> _Problem_
Can you copy out the data exactly? Leave the images out.

> _Extracted material_
* * * *

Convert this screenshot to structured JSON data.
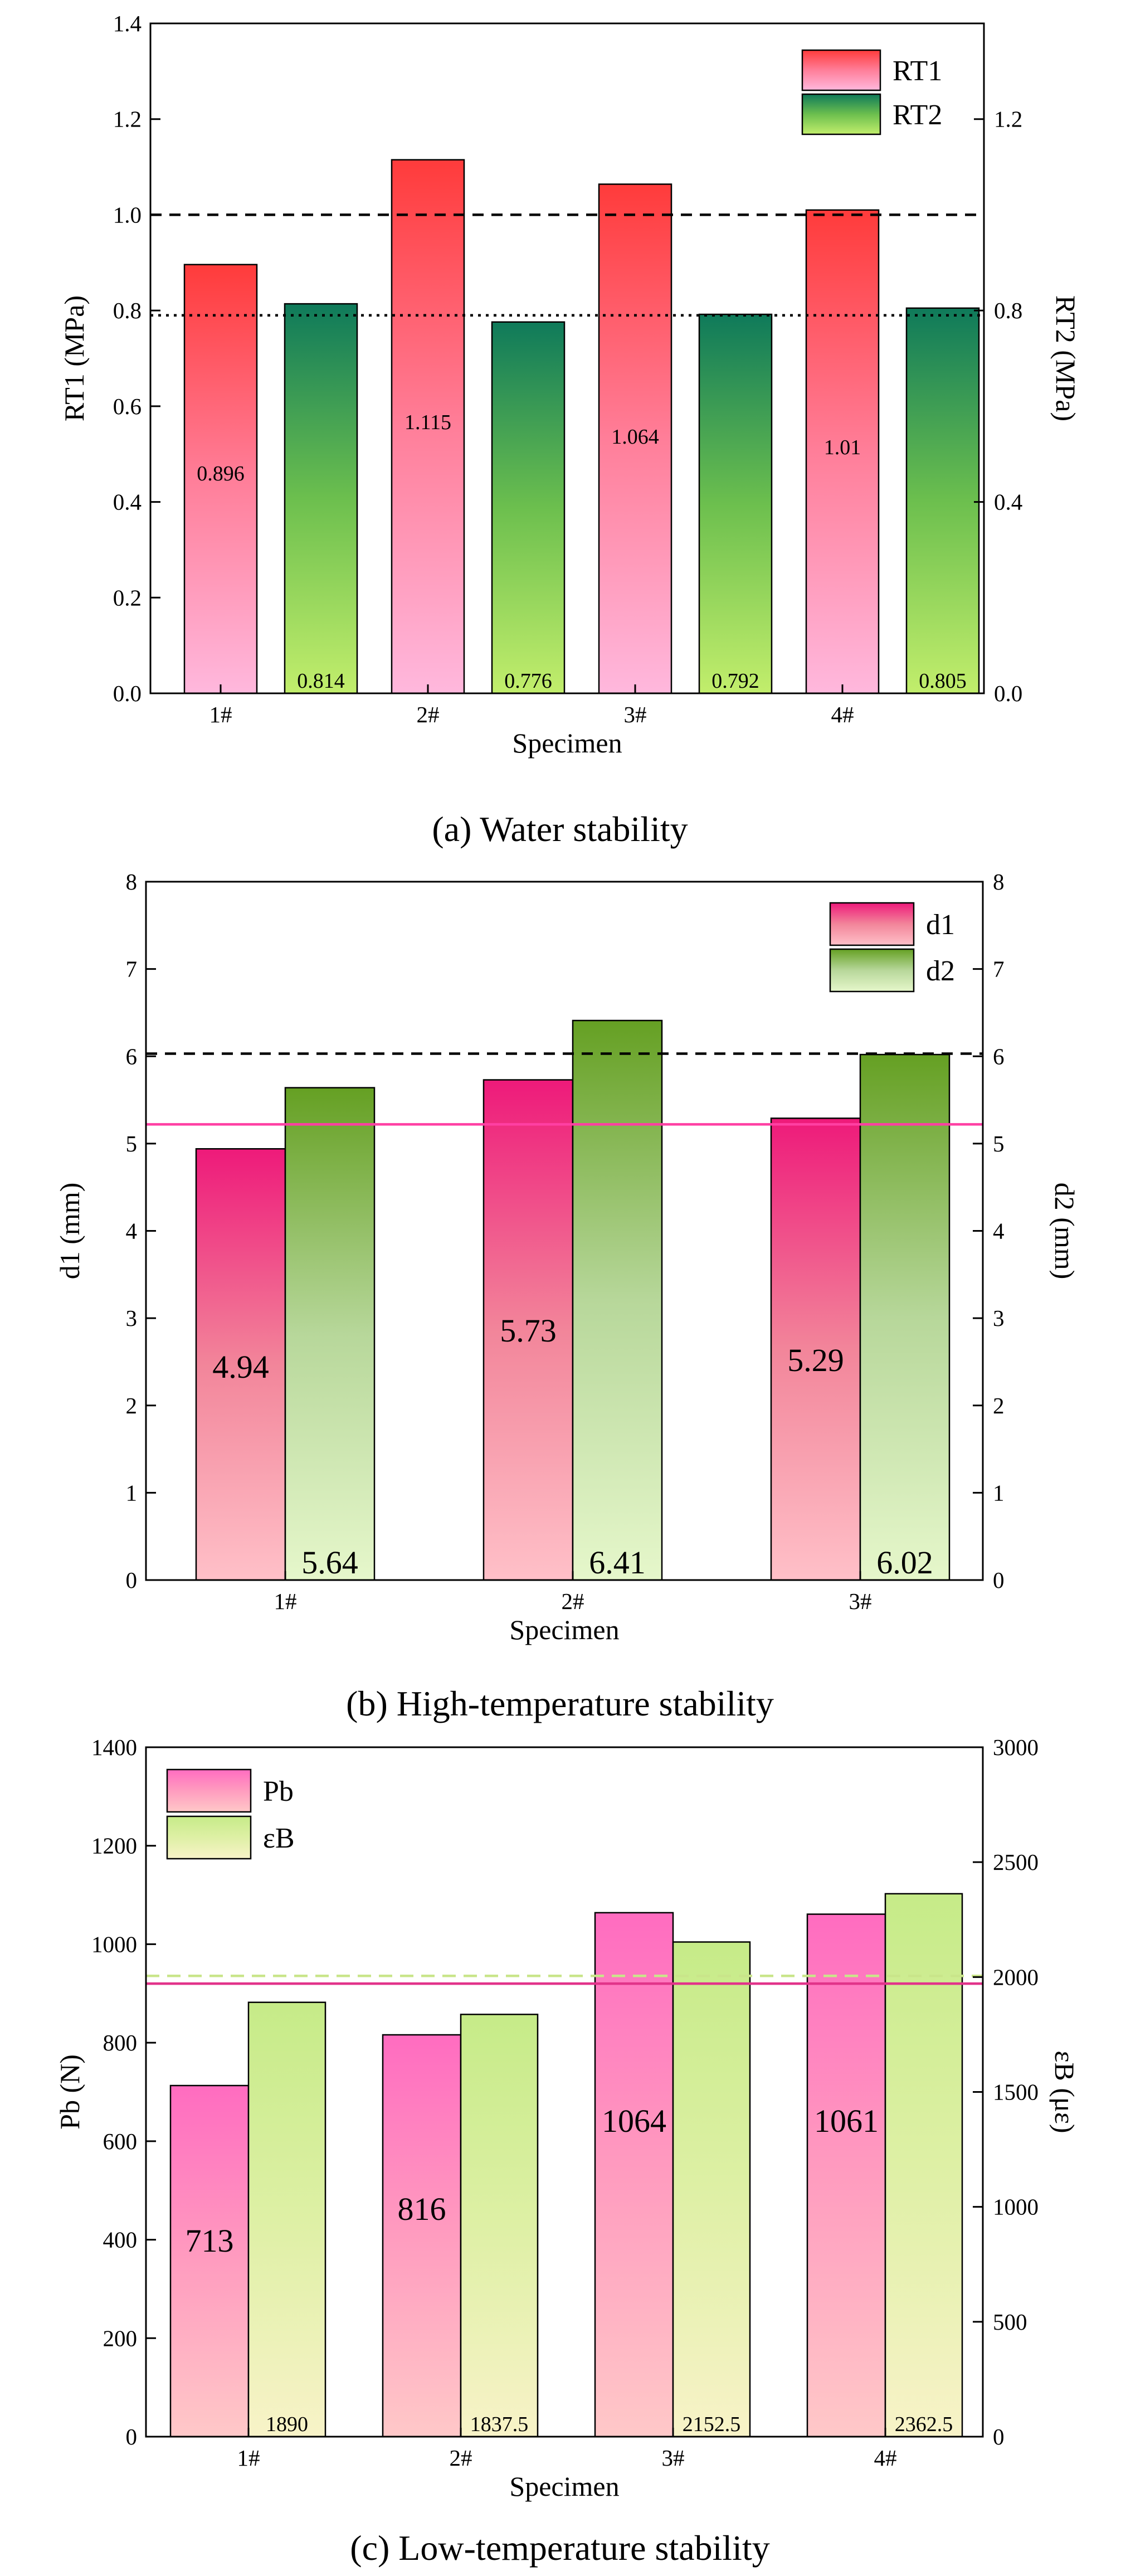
{
  "charts": [
    {
      "caption": "(a) Water stability",
      "chart_data": {
        "type": "bar",
        "categories": [
          "1#",
          "2#",
          "3#",
          "4#"
        ],
        "xlabel": "Specimen",
        "ylabel_left": "RT1 (MPa)",
        "ylabel_right": "RT2 (MPa)",
        "left_ylim": [
          0,
          1.4
        ],
        "left_ticks": [
          "0.0",
          "0.2",
          "0.4",
          "0.6",
          "0.8",
          "1.0",
          "1.2",
          "1.4"
        ],
        "right_ylim": [
          0,
          1.4
        ],
        "right_ticks": [
          "0.0",
          "0.4",
          "0.8",
          "1.2"
        ],
        "series": [
          {
            "name": "RT1",
            "axis": "left",
            "values": [
              0.896,
              1.115,
              1.064,
              1.01
            ],
            "labels": [
              "0.896",
              "1.115",
              "1.064",
              "1.01"
            ]
          },
          {
            "name": "RT2",
            "axis": "right",
            "values": [
              0.814,
              0.776,
              0.792,
              0.805
            ],
            "labels": [
              "0.814",
              "0.776",
              "0.792",
              "0.805"
            ]
          }
        ],
        "reference_lines": [
          {
            "axis": "left",
            "value": 1.0,
            "style": "dashed",
            "color": "#000000"
          },
          {
            "axis": "left",
            "value": 0.79,
            "style": "dotted",
            "color": "#000000"
          }
        ],
        "legend_position": "top-right"
      }
    },
    {
      "caption": "(b) High-temperature stability",
      "chart_data": {
        "type": "bar",
        "categories": [
          "1#",
          "2#",
          "3#"
        ],
        "xlabel": "Specimen",
        "ylabel_left": "d1 (mm)",
        "ylabel_right": "d2 (mm)",
        "left_ylim": [
          0,
          8
        ],
        "left_ticks": [
          "0",
          "1",
          "2",
          "3",
          "4",
          "5",
          "6",
          "7",
          "8"
        ],
        "right_ylim": [
          0,
          8
        ],
        "right_ticks": [
          "0",
          "1",
          "2",
          "3",
          "4",
          "5",
          "6",
          "7",
          "8"
        ],
        "series": [
          {
            "name": "d1",
            "axis": "left",
            "values": [
              4.94,
              5.73,
              5.29
            ],
            "labels": [
              "4.94",
              "5.73",
              "5.29"
            ]
          },
          {
            "name": "d2",
            "axis": "right",
            "values": [
              5.64,
              6.41,
              6.02
            ],
            "labels": [
              "5.64",
              "6.41",
              "6.02"
            ]
          }
        ],
        "reference_lines": [
          {
            "axis": "left",
            "value": 6.03,
            "style": "dashed",
            "color": "#000000"
          },
          {
            "axis": "left",
            "value": 5.22,
            "style": "solid",
            "color": "#ff3fa3"
          }
        ],
        "legend_position": "top-right"
      }
    },
    {
      "caption": "(c) Low-temperature stability",
      "chart_data": {
        "type": "bar",
        "categories": [
          "1#",
          "2#",
          "3#",
          "4#"
        ],
        "xlabel": "Specimen",
        "ylabel_left": "Pb (N)",
        "ylabel_right": "εB (με)",
        "left_ylim": [
          0,
          1400
        ],
        "left_ticks": [
          "0",
          "200",
          "400",
          "600",
          "800",
          "1000",
          "1200",
          "1400"
        ],
        "right_ylim": [
          0,
          3000
        ],
        "right_ticks": [
          "0",
          "500",
          "1000",
          "1500",
          "2000",
          "2500",
          "3000"
        ],
        "series": [
          {
            "name": "Pb",
            "axis": "left",
            "values": [
              713,
              816,
              1064,
              1061
            ],
            "labels": [
              "713",
              "816",
              "1064",
              "1061"
            ]
          },
          {
            "name": "εB",
            "axis": "right",
            "values": [
              1890,
              1837.5,
              2152.5,
              2362.5
            ],
            "labels": [
              "1890",
              "1837.5",
              "2152.5",
              "2362.5"
            ]
          }
        ],
        "reference_lines": [
          {
            "axis": "right",
            "value": 2005,
            "style": "dashed",
            "color": "#c9e58a"
          },
          {
            "axis": "left",
            "value": 920,
            "style": "solid",
            "color": "#e2338a"
          }
        ],
        "legend_position": "top-left"
      }
    }
  ]
}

* * * *

> _The result_
Convert this screenshot to structured JSON data.
{
  "charts": [
    {
      "caption": "(a) Water stability",
      "chart_data": {
        "type": "bar",
        "categories": [
          "1#",
          "2#",
          "3#",
          "4#"
        ],
        "xlabel": "Specimen",
        "ylabel_left": "RT1 (MPa)",
        "ylabel_right": "RT2 (MPa)",
        "left_ylim": [
          0,
          1.4
        ],
        "left_ticks": [
          "0.0",
          "0.2",
          "0.4",
          "0.6",
          "0.8",
          "1.0",
          "1.2",
          "1.4"
        ],
        "right_ylim": [
          0,
          1.4
        ],
        "right_ticks": [
          "0.0",
          "0.4",
          "0.8",
          "1.2"
        ],
        "series": [
          {
            "name": "RT1",
            "axis": "left",
            "values": [
              0.896,
              1.115,
              1.064,
              1.01
            ],
            "labels": [
              "0.896",
              "1.115",
              "1.064",
              "1.01"
            ]
          },
          {
            "name": "RT2",
            "axis": "right",
            "values": [
              0.814,
              0.776,
              0.792,
              0.805
            ],
            "labels": [
              "0.814",
              "0.776",
              "0.792",
              "0.805"
            ]
          }
        ],
        "reference_lines": [
          {
            "axis": "left",
            "value": 1.0,
            "style": "dashed",
            "color": "#000000"
          },
          {
            "axis": "left",
            "value": 0.79,
            "style": "dotted",
            "color": "#000000"
          }
        ],
        "legend_position": "top-right"
      }
    },
    {
      "caption": "(b) High-temperature stability",
      "chart_data": {
        "type": "bar",
        "categories": [
          "1#",
          "2#",
          "3#"
        ],
        "xlabel": "Specimen",
        "ylabel_left": "d1 (mm)",
        "ylabel_right": "d2 (mm)",
        "left_ylim": [
          0,
          8
        ],
        "left_ticks": [
          "0",
          "1",
          "2",
          "3",
          "4",
          "5",
          "6",
          "7",
          "8"
        ],
        "right_ylim": [
          0,
          8
        ],
        "right_ticks": [
          "0",
          "1",
          "2",
          "3",
          "4",
          "5",
          "6",
          "7",
          "8"
        ],
        "series": [
          {
            "name": "d1",
            "axis": "left",
            "values": [
              4.94,
              5.73,
              5.29
            ],
            "labels": [
              "4.94",
              "5.73",
              "5.29"
            ]
          },
          {
            "name": "d2",
            "axis": "right",
            "values": [
              5.64,
              6.41,
              6.02
            ],
            "labels": [
              "5.64",
              "6.41",
              "6.02"
            ]
          }
        ],
        "reference_lines": [
          {
            "axis": "left",
            "value": 6.03,
            "style": "dashed",
            "color": "#000000"
          },
          {
            "axis": "left",
            "value": 5.22,
            "style": "solid",
            "color": "#ff3fa3"
          }
        ],
        "legend_position": "top-right"
      }
    },
    {
      "caption": "(c) Low-temperature stability",
      "chart_data": {
        "type": "bar",
        "categories": [
          "1#",
          "2#",
          "3#",
          "4#"
        ],
        "xlabel": "Specimen",
        "ylabel_left": "Pb (N)",
        "ylabel_right": "εB (με)",
        "left_ylim": [
          0,
          1400
        ],
        "left_ticks": [
          "0",
          "200",
          "400",
          "600",
          "800",
          "1000",
          "1200",
          "1400"
        ],
        "right_ylim": [
          0,
          3000
        ],
        "right_ticks": [
          "0",
          "500",
          "1000",
          "1500",
          "2000",
          "2500",
          "3000"
        ],
        "series": [
          {
            "name": "Pb",
            "axis": "left",
            "values": [
              713,
              816,
              1064,
              1061
            ],
            "labels": [
              "713",
              "816",
              "1064",
              "1061"
            ]
          },
          {
            "name": "εB",
            "axis": "right",
            "values": [
              1890,
              1837.5,
              2152.5,
              2362.5
            ],
            "labels": [
              "1890",
              "1837.5",
              "2152.5",
              "2362.5"
            ]
          }
        ],
        "reference_lines": [
          {
            "axis": "right",
            "value": 2005,
            "style": "dashed",
            "color": "#c9e58a"
          },
          {
            "axis": "left",
            "value": 920,
            "style": "solid",
            "color": "#e2338a"
          }
        ],
        "legend_position": "top-left"
      }
    }
  ]
}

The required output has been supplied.